#### INFORMATION PROVIDED
_ _ _
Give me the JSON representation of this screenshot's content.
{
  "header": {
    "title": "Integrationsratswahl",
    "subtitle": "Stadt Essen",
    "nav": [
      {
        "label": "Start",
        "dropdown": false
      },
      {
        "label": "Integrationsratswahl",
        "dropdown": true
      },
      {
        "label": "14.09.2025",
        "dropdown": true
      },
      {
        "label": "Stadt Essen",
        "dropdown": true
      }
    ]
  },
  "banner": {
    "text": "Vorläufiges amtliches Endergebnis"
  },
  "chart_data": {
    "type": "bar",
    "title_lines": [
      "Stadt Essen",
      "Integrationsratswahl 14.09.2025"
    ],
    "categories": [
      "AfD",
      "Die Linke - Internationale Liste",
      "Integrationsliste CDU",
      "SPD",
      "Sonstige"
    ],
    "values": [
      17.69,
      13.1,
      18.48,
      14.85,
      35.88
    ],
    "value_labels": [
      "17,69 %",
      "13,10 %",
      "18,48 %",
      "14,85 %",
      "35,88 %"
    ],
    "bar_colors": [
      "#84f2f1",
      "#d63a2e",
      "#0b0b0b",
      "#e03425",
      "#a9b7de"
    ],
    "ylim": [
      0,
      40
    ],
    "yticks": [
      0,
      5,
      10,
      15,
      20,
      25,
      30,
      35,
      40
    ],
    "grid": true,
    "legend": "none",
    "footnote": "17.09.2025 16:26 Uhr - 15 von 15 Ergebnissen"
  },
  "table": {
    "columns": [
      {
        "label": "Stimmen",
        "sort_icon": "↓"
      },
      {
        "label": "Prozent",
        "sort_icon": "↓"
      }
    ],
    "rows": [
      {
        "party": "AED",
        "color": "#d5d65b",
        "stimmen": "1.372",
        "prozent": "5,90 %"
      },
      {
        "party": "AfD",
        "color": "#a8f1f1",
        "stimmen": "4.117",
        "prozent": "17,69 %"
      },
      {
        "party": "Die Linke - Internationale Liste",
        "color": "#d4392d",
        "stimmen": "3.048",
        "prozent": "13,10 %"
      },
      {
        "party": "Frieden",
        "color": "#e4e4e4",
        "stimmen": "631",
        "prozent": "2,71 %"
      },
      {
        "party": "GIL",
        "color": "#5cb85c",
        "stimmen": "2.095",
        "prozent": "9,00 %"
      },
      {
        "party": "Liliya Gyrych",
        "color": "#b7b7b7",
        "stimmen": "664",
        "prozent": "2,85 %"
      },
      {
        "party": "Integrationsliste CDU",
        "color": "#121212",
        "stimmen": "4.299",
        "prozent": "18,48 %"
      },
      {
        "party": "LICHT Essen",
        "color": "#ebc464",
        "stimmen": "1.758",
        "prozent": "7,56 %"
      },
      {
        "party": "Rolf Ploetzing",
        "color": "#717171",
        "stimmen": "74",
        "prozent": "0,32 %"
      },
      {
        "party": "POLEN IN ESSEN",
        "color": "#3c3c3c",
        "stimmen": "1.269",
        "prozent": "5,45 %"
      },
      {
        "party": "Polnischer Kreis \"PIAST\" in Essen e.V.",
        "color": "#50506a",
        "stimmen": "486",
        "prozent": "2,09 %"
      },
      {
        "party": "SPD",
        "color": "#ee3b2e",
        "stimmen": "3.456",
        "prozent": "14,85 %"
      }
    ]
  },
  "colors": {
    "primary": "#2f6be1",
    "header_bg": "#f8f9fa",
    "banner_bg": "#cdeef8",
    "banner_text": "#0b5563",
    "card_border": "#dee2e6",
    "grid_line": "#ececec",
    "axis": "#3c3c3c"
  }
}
_ _ _
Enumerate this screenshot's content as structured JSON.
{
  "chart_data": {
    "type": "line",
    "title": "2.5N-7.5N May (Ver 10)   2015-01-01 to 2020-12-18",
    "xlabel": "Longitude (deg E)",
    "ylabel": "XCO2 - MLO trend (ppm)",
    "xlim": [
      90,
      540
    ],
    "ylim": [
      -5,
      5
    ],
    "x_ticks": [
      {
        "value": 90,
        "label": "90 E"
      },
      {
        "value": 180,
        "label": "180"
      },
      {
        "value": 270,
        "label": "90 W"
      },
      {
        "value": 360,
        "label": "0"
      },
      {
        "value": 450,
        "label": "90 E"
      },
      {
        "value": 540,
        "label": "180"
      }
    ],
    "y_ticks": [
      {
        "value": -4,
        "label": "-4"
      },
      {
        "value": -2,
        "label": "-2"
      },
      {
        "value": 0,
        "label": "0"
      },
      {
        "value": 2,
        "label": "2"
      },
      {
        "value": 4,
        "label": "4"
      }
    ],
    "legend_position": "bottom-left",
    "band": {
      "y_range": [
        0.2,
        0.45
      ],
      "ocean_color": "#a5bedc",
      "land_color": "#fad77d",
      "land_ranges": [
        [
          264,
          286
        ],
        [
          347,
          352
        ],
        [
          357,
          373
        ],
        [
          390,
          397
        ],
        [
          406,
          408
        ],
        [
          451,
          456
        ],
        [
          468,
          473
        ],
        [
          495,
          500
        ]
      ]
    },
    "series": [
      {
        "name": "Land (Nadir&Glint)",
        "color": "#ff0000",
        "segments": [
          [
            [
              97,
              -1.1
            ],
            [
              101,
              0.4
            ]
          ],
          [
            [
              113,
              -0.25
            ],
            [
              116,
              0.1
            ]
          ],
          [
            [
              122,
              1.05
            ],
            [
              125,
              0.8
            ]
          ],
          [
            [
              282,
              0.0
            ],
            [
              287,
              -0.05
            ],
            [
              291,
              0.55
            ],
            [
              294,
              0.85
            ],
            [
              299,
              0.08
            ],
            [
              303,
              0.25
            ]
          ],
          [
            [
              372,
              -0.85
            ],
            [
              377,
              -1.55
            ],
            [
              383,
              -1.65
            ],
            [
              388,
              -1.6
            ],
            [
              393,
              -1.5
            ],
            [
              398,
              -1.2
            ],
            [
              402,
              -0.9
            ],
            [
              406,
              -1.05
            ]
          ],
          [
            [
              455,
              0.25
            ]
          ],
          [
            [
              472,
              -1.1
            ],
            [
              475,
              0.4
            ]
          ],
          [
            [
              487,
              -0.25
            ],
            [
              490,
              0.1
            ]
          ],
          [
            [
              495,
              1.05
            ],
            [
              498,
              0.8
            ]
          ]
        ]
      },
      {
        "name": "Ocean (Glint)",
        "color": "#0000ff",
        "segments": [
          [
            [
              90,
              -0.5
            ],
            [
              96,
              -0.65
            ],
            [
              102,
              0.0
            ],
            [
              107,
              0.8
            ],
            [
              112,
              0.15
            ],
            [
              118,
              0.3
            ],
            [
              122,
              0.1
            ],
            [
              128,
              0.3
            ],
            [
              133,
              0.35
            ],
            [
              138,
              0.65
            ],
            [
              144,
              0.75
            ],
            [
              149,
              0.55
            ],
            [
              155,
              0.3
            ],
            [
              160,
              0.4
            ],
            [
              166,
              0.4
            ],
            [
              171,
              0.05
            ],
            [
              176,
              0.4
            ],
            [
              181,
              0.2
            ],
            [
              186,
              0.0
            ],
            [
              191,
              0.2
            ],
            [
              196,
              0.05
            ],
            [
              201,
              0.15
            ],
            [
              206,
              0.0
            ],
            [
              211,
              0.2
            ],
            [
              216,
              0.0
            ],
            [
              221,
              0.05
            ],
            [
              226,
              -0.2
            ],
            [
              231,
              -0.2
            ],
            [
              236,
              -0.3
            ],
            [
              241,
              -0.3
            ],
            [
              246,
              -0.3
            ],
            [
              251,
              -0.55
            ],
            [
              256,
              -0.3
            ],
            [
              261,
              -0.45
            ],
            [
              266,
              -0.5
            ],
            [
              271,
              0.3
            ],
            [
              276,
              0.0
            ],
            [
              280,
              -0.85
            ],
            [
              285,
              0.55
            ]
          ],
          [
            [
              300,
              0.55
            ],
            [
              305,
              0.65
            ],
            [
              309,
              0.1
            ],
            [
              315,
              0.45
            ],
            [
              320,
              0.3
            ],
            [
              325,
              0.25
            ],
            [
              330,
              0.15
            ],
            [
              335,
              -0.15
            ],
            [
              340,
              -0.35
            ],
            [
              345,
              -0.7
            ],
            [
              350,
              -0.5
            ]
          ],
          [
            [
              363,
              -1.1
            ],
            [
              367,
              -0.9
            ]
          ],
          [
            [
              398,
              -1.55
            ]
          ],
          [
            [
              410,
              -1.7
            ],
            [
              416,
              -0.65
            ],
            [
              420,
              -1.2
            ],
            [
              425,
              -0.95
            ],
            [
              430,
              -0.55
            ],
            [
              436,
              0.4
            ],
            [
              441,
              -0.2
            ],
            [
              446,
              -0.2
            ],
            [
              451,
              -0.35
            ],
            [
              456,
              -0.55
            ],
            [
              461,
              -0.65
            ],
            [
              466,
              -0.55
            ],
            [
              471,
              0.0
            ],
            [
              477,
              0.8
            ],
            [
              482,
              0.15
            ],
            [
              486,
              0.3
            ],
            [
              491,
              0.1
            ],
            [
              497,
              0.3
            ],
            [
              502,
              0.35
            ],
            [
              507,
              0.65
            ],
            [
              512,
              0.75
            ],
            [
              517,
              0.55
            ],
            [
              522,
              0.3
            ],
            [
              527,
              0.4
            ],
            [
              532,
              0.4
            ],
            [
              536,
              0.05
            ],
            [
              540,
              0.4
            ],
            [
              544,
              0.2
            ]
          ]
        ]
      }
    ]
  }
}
_ _ _
#### INSTRUCTIONS TO FOLLOW
Above are the records. Copy every line in them holding "content".

#### SOLUTION FOR THIS PROBLEM
Give me the JSON representation of this screenshot's content.
Enumerate this screenshot's content as structured JSON.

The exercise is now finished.